> _What is needed_: The entries below should be given again exactly, minus their pictures.
--- Rows ---
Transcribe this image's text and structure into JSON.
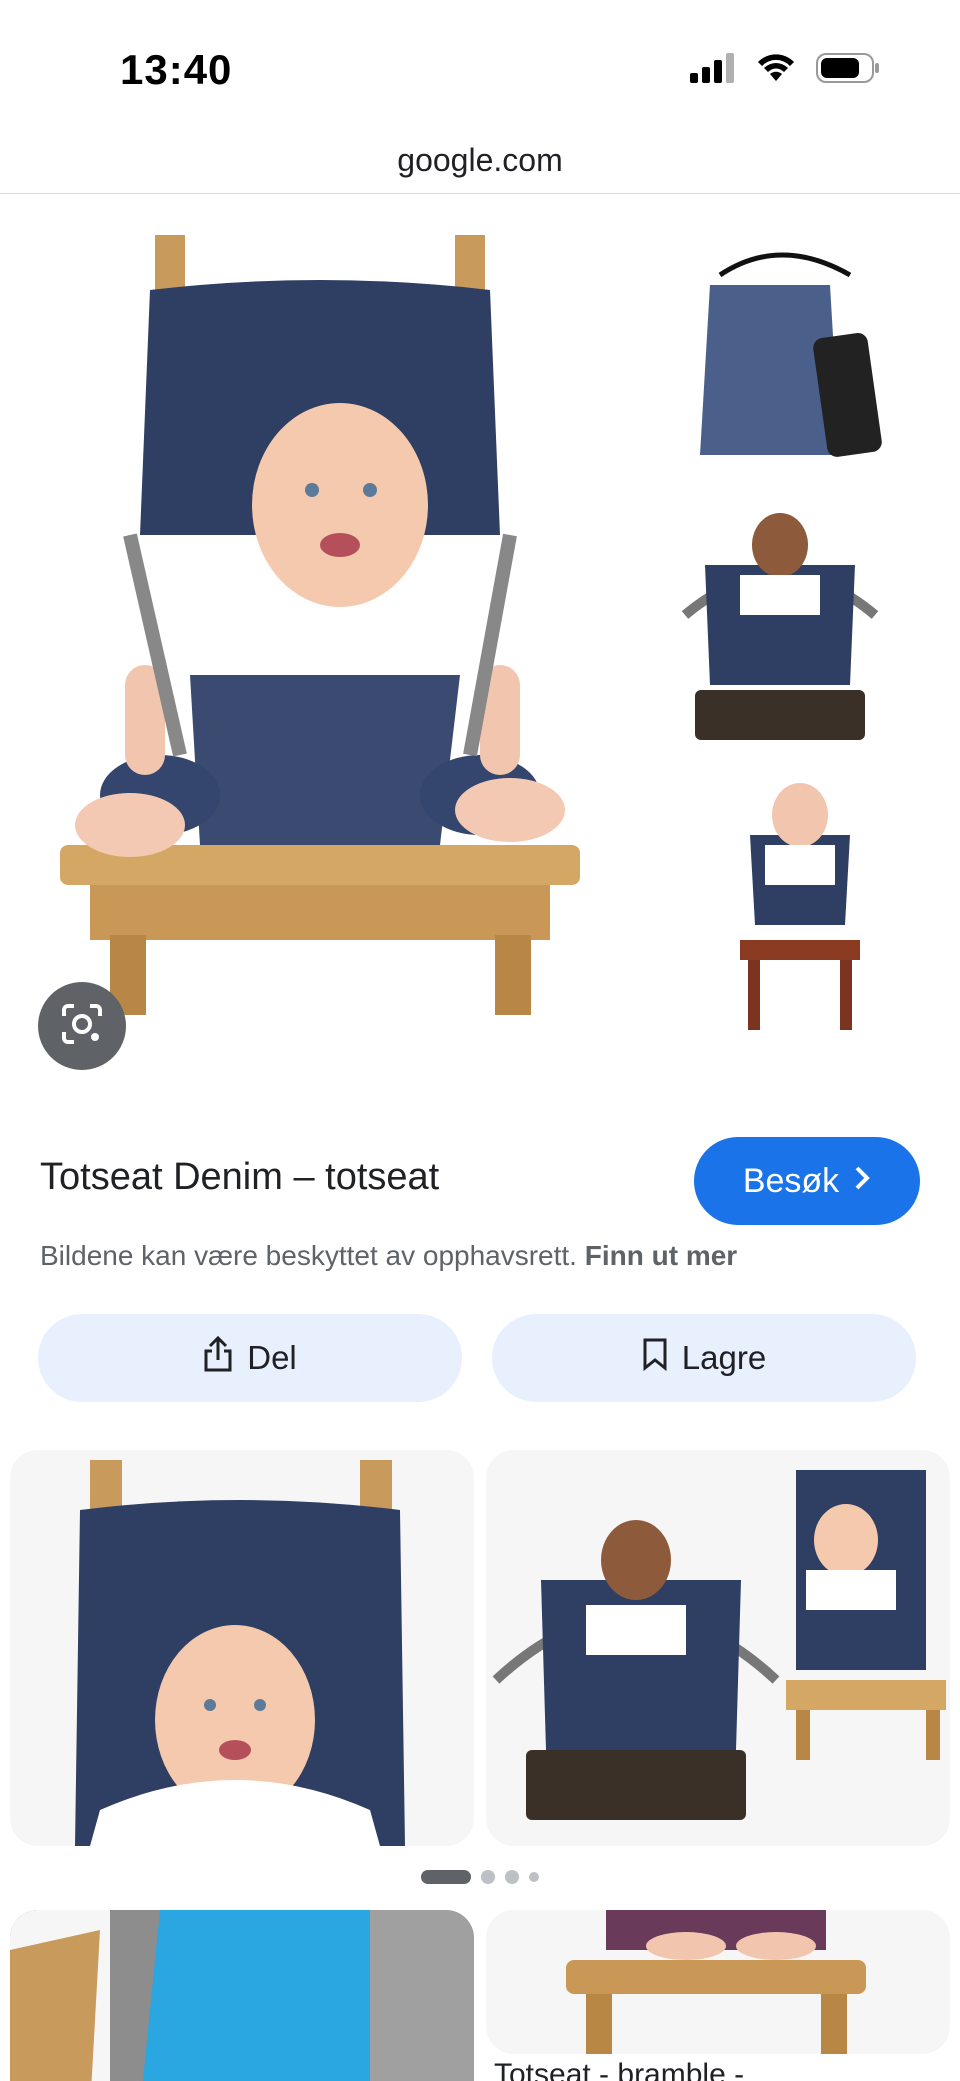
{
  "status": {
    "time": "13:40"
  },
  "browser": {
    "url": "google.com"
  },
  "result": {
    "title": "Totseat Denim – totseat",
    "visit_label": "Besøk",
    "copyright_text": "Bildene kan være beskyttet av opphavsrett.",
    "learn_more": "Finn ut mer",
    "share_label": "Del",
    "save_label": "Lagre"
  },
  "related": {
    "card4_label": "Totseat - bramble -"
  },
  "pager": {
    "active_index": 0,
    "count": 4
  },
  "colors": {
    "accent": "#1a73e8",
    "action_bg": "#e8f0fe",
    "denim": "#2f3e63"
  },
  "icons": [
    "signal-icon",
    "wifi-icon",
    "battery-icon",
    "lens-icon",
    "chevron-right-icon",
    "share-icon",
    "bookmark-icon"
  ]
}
---
> _Solution to this exercise_:
Transcribe this image's text and structure into JSON.
{
  "status": {
    "time": "13:40"
  },
  "browser": {
    "url": "google.com"
  },
  "result": {
    "title": "Totseat Denim – totseat",
    "visit_label": "Besøk",
    "copyright_text": "Bildene kan være beskyttet av opphavsrett.",
    "learn_more": "Finn ut mer",
    "share_label": "Del",
    "save_label": "Lagre"
  },
  "related": {
    "card4_label": "Totseat - bramble -"
  },
  "pager": {
    "active_index": 0,
    "count": 4
  },
  "colors": {
    "accent": "#1a73e8",
    "action_bg": "#e8f0fe",
    "denim": "#2f3e63"
  },
  "icons": [
    "signal-icon",
    "wifi-icon",
    "battery-icon",
    "lens-icon",
    "chevron-right-icon",
    "share-icon",
    "bookmark-icon"
  ]
}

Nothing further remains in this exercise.